> _INSTRUCTIONS TO FOLLOW_: Reproduce the entries word for word, beginning with the first line and ending with the line that contains "83, 631, 86]", including that line.

> _STORED ROWS_:
-*-*-
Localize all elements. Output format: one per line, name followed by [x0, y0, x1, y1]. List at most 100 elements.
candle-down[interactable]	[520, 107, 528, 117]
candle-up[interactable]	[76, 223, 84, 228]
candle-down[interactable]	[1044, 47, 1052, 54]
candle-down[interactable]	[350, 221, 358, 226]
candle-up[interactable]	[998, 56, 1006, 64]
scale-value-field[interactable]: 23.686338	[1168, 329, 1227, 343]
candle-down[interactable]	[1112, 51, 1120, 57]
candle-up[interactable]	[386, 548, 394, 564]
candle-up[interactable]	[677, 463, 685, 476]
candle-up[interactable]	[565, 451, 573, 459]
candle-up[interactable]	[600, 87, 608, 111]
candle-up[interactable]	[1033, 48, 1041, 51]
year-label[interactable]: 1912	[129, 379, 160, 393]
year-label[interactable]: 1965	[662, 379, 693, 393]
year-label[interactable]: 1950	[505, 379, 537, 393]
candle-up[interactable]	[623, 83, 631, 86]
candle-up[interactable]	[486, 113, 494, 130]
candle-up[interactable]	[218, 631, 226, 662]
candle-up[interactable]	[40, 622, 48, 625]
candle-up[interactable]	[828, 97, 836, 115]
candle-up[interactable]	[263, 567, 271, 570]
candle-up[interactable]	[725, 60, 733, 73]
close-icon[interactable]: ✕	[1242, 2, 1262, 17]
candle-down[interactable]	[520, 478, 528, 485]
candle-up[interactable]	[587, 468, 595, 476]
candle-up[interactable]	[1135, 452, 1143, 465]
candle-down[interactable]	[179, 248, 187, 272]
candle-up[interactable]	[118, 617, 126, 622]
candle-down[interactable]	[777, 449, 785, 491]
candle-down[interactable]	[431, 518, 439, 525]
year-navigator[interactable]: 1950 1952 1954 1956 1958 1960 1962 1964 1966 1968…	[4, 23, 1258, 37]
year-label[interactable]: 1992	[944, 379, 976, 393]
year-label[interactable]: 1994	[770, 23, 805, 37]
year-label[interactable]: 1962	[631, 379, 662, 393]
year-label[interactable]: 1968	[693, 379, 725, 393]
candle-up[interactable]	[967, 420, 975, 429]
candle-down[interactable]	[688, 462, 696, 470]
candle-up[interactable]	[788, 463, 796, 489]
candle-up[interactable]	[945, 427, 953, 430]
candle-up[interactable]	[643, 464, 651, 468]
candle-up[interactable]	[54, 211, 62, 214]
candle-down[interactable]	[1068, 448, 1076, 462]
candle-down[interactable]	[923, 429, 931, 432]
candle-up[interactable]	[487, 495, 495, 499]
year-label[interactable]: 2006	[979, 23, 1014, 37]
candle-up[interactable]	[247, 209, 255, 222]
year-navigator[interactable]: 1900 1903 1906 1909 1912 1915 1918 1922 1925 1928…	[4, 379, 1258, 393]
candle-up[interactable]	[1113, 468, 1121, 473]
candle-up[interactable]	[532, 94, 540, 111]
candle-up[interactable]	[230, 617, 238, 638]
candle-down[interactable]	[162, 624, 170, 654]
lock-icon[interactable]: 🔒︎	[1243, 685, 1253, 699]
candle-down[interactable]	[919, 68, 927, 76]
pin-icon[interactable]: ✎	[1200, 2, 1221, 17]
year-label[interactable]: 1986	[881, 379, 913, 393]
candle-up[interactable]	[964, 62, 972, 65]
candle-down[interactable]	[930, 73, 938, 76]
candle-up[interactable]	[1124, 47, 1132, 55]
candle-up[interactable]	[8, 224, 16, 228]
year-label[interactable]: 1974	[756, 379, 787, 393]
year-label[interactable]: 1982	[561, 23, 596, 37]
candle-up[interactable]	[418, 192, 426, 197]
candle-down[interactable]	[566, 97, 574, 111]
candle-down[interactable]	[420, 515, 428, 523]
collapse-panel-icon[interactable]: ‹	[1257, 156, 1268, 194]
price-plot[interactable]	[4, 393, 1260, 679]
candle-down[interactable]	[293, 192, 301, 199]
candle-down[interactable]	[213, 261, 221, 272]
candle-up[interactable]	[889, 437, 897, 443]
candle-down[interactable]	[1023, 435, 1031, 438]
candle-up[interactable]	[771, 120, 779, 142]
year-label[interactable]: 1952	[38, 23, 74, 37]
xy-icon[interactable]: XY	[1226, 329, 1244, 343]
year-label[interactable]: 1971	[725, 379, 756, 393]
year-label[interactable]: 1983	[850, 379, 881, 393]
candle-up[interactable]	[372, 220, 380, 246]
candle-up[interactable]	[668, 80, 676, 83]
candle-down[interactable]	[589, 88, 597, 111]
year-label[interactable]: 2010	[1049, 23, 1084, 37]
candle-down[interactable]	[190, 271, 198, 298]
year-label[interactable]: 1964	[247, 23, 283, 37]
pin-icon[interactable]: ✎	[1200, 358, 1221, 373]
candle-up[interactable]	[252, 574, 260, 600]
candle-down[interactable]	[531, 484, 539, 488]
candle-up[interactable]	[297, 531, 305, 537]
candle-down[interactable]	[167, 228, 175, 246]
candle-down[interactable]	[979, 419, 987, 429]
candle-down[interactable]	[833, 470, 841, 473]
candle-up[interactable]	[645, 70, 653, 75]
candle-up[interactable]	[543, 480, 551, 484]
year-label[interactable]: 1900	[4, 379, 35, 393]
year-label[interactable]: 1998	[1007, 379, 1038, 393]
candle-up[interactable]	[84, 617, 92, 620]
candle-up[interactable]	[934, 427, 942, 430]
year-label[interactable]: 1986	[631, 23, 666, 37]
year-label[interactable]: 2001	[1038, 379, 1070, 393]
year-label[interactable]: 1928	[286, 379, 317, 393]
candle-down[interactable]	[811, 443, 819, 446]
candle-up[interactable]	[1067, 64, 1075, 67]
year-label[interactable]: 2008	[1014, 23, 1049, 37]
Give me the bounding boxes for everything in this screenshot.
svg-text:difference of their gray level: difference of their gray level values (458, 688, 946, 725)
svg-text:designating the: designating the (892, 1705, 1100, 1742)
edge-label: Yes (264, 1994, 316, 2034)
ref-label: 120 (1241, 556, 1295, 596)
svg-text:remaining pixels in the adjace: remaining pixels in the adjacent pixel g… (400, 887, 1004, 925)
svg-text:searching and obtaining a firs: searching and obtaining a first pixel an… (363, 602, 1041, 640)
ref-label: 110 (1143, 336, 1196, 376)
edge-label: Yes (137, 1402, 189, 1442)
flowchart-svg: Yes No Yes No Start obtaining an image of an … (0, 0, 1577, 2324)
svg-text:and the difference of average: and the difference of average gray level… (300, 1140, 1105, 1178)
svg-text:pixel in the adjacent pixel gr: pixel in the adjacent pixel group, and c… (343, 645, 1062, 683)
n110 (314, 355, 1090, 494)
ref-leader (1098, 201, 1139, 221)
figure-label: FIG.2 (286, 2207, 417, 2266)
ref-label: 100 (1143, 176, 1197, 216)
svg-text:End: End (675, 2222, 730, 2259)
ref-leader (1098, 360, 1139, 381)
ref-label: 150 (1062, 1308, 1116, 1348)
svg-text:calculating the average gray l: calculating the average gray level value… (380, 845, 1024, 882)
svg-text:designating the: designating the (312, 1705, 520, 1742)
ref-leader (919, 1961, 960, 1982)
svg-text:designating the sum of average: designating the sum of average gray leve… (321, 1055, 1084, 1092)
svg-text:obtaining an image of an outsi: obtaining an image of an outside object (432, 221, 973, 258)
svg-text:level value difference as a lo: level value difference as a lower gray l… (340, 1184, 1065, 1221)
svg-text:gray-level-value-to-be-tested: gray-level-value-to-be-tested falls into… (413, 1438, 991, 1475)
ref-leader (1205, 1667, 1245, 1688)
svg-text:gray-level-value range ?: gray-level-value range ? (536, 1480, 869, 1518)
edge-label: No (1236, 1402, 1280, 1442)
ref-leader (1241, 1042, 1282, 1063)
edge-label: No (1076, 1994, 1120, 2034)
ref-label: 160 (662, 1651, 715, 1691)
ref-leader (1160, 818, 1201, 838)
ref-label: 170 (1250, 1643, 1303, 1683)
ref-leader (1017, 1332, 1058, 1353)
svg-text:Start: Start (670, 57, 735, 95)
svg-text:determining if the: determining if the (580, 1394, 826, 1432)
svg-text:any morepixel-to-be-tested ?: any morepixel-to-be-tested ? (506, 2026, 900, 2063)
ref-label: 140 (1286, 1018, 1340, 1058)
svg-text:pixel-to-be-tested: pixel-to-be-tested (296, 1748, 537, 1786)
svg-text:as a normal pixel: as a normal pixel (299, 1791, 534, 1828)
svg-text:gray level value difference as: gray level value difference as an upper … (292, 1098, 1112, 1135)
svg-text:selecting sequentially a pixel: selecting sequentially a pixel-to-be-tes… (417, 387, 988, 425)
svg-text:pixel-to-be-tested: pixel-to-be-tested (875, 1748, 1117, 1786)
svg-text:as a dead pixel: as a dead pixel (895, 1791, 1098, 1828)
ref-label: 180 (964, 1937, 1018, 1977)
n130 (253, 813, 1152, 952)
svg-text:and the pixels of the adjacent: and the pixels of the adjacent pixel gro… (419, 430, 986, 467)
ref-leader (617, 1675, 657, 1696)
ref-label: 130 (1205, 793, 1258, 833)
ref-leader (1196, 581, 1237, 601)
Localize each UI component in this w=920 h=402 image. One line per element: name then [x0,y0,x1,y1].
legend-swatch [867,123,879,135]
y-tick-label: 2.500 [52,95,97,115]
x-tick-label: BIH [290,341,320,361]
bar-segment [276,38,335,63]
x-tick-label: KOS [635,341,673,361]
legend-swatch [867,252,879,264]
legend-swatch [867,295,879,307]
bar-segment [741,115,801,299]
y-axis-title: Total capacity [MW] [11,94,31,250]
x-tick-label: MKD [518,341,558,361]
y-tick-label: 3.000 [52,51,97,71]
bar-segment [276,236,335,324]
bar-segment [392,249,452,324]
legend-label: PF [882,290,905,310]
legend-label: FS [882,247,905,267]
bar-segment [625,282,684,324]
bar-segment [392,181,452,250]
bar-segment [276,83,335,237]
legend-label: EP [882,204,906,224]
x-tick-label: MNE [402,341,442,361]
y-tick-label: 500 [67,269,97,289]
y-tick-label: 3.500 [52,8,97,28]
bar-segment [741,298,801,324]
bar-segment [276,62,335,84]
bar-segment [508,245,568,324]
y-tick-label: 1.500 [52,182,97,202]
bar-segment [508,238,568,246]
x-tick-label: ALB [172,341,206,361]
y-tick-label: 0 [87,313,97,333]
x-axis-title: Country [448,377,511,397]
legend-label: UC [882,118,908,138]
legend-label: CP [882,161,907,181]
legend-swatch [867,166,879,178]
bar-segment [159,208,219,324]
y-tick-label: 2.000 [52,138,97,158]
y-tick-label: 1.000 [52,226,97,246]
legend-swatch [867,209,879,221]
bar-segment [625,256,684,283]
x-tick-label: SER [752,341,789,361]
-*-*-
> _CORRECT OUTPUT_:
Localize all elements. Output format: one per line, name followed by [x0, y0, x1, y1]. List at most 100 elements.
candle-down[interactable]	[520, 107, 528, 117]
candle-up[interactable]	[76, 223, 84, 228]
candle-down[interactable]	[1044, 47, 1052, 54]
candle-down[interactable]	[350, 221, 358, 226]
candle-up[interactable]	[998, 56, 1006, 64]
scale-value-field[interactable]: 23.686338	[1168, 329, 1227, 343]
candle-down[interactable]	[1112, 51, 1120, 57]
candle-up[interactable]	[386, 548, 394, 564]
candle-up[interactable]	[677, 463, 685, 476]
candle-up[interactable]	[565, 451, 573, 459]
candle-up[interactable]	[600, 87, 608, 111]
candle-up[interactable]	[1033, 48, 1041, 51]
year-label[interactable]: 1912	[129, 379, 160, 393]
year-label[interactable]: 1965	[662, 379, 693, 393]
year-label[interactable]: 1950	[505, 379, 537, 393]
candle-up[interactable]	[623, 83, 631, 86]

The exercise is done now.